● ESERCIZIO ASSEGNATO 1
Rispondi a queste domande sul brano sull'analfabetismo tecnologico riportato qui sotto:
(a) Quali codici, secondo il brano, ci viene richiesto di inserire?
(b) Per chi tutto questo non potrebbe essere più semplice?
(c) Che cosa deve possedere chi vuole ricevere una fattura?
● ESERCIZIO ASSEGNATO 2
Ricopia senza alcuna modifica la parte del brano sull'analfabetismo tecnologico che si apre con le parole contenenti "Il problema inizia" e si chiude con "o semianalfabeti tecnologici.".

● PASSO DEL DOCUMENTO
..............................
Ma andiamo per gradi.
Oggi, per qualsiasi cosa, ci viene richiesto di inviare mail e pec, di inserire codici PIN e PUK, di leggere bar e QR code, di scansionare PDF,… Per i giovani e, ancor più, per i giovanissimi niente di più semplice!
Il problema inizia a farsi sentire già quando dai giovani si passa ai signori “attempatelli” e – peggio mi sento!!! – se parliamo degli anziani. Siamo generazioni che, ahinoi, non abbiamo ricevuto un’educazione tecnologica e, quindi, ci sta che siamo in difficoltà di fronte a queste tecnologie. Senza voler offendere nessuno, ma anche senza nasconderci dietro un dito: molti di noi sono analfabeti o semianalfabeti tecnologici.
Sicuramente l’innovazione ha mille e più di mille vantaggi, ma quanti disagi provoca alle persone tecnologicamente analfabete? Gente che, per ricevere una fattura, deve possedere un indirizzo mail, che per visionarla deve possedere un pc, un tablet o uno smartphone, che per stamparla… vabbé, ci siamo capiti.
..............................
● DATI FORNITI
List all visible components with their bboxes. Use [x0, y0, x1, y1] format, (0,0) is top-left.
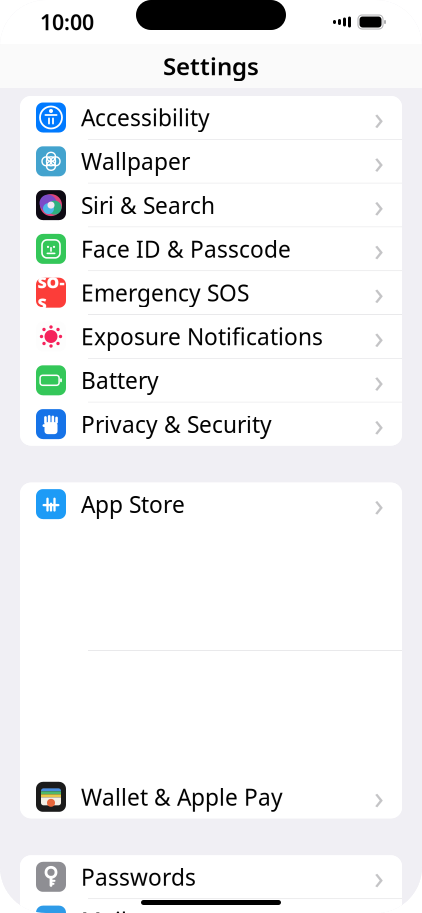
staticText: ›	[374, 96, 384, 139]
staticText: ›	[374, 315, 384, 358]
button[interactable]: Siri & Search	[20, 184, 402, 227]
button[interactable]: Privacy & Security	[20, 403, 402, 446]
staticText: App Store	[81, 489, 185, 519]
button[interactable]: Wallpaper	[20, 140, 402, 184]
staticText: ›	[374, 140, 384, 183]
staticText: Exposure Notifications	[81, 321, 323, 352]
staticText: Privacy & Security	[81, 409, 272, 439]
button[interactable]: Exposure Notifications	[20, 315, 402, 359]
staticText: Battery	[81, 365, 159, 395]
staticText: ›	[374, 483, 384, 525]
staticText: ›	[374, 856, 384, 898]
staticText: ›	[374, 184, 384, 226]
button[interactable]: Face ID & Passcode	[20, 227, 402, 271]
button[interactable]: Mail	[20, 899, 402, 913]
staticText: ›	[374, 272, 384, 314]
staticText: 10:00	[40, 8, 94, 36]
staticText: Siri & Search	[81, 190, 215, 220]
staticText: Emergency SOS	[81, 278, 249, 308]
staticText: Mail	[81, 906, 127, 913]
staticText: Wallet & Apple Pay	[81, 782, 283, 812]
staticText: ›	[374, 228, 384, 270]
button[interactable]: Battery	[20, 359, 402, 403]
staticText: Wallpaper	[81, 146, 190, 176]
staticText: ›	[374, 776, 384, 818]
staticText: SOS	[38, 272, 64, 314]
staticText: Settings	[163, 50, 259, 82]
button[interactable]: Passwords	[20, 855, 402, 899]
staticText: Passwords	[81, 862, 196, 892]
button[interactable]: Accessibility	[20, 96, 402, 140]
staticText: ›	[374, 403, 384, 445]
button[interactable]: SOS	[20, 271, 402, 315]
staticText: Face ID & Passcode	[81, 234, 291, 264]
button[interactable]: Wallet & Apple Pay	[20, 775, 402, 818]
staticText: ›	[374, 359, 384, 402]
staticText: Accessibility	[81, 102, 210, 132]
button[interactable]: App Store	[20, 483, 402, 775]
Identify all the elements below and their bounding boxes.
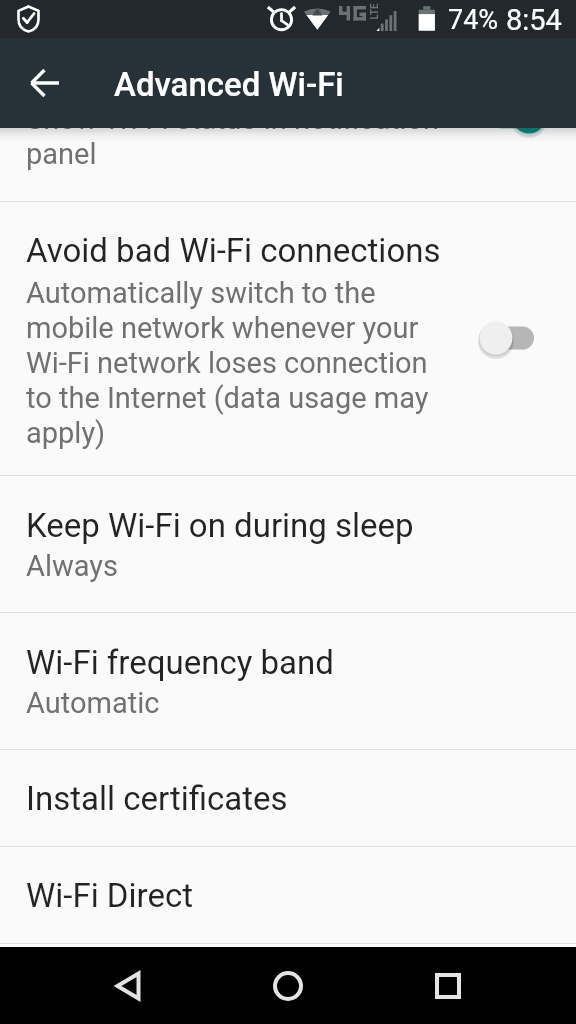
staticText: Wi-Fi Direct — [26, 876, 193, 915]
button[interactable]: Avoid bad Wi-Fi connections — [0, 202, 576, 475]
button[interactable]: Back — [88, 947, 168, 1024]
button[interactable]: Install certificates — [0, 750, 576, 846]
button[interactable]: Home — [248, 947, 328, 1024]
staticText: LTE — [368, 2, 380, 20]
staticText: Install certificates — [26, 779, 288, 818]
button[interactable]: Recent apps — [408, 947, 488, 1024]
button[interactable]: Keep Wi-Fi on during sleep — [0, 476, 576, 612]
button[interactable]: Wi-Fi Direct — [0, 847, 576, 943]
staticText: Keep Wi-Fi on during sleep — [26, 506, 414, 545]
button[interactable]: Wi-Fi frequency band — [0, 613, 576, 749]
staticText: Advanced Wi-Fi — [114, 65, 344, 104]
staticText: Wi-Fi frequency band — [26, 643, 334, 682]
staticText: Automatically switch to the mobile netwo… — [26, 276, 444, 450]
staticText: Always — [26, 549, 119, 583]
button[interactable]: Show Wi-Fi status in notification panel — [0, 128, 576, 201]
staticText: 8:54 — [506, 3, 562, 37]
staticText: Avoid bad Wi-Fi connections — [26, 231, 441, 270]
button[interactable]: Navigate up — [13, 51, 77, 115]
staticText: 74% — [448, 4, 499, 36]
staticText: Show Wi-Fi status in notification panel — [26, 128, 500, 171]
button[interactable]: Avoid bad Wi-Fi connections toggle — [462, 308, 562, 368]
staticText: Automatic — [26, 686, 160, 720]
..............................
● RISPOSTA FINALE 1
(a) I codici PIN e PUK.
(b) Per i giovani e, ancor più, per i giovanissimi.
(c) Un indirizzo mail.

● RISPOSTA FINALE 2
Il problema inizia a farsi sentire già quando dai giovani si passa ai signori “attempatelli” e – peggio mi sento!!! – se parliamo degli anziani. Siamo generazioni che, ahinoi, non abbiamo ricevuto un’educazione tecnologica e, quindi, ci sta che siamo in difficoltà di fronte a queste tecnologie. Senza voler offendere nessuno, ma anche senza nasconderci dietro un dito: molti di noi sono analfabeti o semianalfabeti tecnologici.